======== Raw records ========

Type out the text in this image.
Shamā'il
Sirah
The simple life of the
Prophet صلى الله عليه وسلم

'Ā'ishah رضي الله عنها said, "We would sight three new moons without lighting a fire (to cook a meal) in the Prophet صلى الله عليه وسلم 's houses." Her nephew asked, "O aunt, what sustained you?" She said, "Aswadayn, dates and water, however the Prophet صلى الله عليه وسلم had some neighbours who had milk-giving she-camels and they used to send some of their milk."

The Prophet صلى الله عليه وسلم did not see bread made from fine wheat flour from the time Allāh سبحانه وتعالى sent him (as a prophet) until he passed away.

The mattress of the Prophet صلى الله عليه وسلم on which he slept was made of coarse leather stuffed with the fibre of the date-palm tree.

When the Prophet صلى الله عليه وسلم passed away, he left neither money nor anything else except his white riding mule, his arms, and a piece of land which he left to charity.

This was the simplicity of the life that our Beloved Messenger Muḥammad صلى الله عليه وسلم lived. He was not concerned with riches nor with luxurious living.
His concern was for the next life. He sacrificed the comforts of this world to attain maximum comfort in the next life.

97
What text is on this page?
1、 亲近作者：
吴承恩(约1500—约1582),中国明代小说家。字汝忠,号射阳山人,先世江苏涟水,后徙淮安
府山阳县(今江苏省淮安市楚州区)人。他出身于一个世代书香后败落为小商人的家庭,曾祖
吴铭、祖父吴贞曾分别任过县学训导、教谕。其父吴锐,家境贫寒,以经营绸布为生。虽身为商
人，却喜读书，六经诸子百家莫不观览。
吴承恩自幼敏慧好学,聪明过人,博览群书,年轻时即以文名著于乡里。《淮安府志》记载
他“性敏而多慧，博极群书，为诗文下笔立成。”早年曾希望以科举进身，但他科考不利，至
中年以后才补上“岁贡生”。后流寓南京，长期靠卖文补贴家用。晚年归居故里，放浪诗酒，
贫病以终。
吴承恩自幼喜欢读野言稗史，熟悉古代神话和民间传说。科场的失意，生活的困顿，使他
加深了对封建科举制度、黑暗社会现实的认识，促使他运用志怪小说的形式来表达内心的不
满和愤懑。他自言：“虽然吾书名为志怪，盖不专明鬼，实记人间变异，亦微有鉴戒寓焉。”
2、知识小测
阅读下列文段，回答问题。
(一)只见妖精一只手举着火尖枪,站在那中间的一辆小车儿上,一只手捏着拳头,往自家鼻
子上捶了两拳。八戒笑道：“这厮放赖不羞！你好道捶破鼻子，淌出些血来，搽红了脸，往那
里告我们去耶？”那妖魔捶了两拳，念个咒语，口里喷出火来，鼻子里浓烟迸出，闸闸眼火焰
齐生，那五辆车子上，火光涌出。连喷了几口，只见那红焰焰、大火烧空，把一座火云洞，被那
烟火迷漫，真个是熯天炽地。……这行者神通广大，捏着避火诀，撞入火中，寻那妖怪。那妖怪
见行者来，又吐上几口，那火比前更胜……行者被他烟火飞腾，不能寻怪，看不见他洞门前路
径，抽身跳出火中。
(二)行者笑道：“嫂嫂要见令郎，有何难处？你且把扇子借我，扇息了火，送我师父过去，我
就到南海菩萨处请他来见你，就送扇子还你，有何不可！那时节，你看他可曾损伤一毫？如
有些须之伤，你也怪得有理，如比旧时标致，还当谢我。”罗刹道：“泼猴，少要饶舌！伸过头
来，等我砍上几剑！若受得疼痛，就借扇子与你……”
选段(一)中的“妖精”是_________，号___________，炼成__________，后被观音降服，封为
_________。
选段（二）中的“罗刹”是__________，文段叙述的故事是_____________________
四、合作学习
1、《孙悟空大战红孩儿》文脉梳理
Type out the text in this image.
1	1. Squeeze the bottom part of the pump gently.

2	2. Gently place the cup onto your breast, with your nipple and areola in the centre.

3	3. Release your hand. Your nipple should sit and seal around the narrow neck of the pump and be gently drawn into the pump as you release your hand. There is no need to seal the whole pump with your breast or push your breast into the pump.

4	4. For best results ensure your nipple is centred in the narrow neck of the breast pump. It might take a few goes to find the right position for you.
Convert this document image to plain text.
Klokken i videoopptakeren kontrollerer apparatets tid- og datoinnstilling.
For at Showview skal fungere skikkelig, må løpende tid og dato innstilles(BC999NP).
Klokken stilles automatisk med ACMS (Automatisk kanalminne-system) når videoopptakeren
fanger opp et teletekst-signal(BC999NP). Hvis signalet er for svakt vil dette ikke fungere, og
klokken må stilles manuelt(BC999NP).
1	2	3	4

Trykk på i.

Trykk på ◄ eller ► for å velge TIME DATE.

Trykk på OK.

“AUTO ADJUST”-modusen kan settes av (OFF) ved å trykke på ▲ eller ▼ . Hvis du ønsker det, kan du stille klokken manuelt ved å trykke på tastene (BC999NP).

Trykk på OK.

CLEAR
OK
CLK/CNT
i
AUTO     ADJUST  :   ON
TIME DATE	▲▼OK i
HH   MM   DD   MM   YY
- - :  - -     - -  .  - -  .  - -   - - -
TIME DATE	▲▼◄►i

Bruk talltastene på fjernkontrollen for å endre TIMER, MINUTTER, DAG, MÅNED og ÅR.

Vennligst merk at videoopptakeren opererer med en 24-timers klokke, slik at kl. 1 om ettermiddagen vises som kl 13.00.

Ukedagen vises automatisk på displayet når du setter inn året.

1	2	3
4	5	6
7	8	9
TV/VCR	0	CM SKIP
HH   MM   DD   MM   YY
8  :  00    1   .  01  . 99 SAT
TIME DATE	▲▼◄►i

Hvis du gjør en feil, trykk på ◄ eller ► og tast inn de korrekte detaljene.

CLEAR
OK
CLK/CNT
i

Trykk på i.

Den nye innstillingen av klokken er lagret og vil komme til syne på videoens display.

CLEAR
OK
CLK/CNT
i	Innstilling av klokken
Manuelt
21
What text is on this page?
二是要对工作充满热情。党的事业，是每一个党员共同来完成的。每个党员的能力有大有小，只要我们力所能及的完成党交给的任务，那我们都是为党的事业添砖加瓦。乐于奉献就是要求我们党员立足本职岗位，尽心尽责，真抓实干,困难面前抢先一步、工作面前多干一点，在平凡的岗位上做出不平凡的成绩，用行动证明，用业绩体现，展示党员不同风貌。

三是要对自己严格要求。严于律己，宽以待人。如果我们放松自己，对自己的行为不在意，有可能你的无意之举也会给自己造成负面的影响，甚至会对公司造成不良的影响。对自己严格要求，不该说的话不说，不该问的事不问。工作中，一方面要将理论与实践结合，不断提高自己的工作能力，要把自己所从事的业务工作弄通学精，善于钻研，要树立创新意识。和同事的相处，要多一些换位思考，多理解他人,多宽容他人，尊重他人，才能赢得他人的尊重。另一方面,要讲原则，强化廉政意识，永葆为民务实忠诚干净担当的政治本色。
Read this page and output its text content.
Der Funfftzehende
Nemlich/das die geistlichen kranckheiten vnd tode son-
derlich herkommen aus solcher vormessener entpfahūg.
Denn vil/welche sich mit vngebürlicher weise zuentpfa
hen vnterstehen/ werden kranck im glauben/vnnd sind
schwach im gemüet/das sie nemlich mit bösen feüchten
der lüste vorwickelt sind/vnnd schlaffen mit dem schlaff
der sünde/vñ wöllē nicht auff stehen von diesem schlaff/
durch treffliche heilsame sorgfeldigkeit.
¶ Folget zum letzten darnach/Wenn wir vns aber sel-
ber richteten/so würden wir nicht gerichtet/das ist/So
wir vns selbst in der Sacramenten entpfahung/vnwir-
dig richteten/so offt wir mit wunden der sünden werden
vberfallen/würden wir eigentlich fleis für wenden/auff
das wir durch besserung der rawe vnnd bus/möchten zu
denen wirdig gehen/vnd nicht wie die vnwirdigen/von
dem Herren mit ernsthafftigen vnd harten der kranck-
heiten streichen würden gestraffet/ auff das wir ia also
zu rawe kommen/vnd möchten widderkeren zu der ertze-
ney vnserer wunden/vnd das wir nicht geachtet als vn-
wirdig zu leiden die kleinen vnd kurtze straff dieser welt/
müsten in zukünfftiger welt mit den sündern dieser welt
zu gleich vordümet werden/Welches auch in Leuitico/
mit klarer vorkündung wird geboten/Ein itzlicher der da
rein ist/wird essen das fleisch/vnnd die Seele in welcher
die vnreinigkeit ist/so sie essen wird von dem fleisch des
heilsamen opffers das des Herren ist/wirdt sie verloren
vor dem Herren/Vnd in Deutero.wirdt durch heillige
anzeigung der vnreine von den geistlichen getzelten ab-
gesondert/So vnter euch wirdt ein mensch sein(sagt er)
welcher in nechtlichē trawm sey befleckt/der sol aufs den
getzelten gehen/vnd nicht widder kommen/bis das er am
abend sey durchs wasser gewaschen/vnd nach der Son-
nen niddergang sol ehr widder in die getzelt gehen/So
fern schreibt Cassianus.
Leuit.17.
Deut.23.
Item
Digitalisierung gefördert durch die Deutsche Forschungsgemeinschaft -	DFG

========

* What is expected
Identify each line containing the string "wunden" and copy it out.

* Finished task
dig richteten/so offt wir mit wunden der sünden werden
ney vnserer wunden/vnd das wir nicht geachtet als vn-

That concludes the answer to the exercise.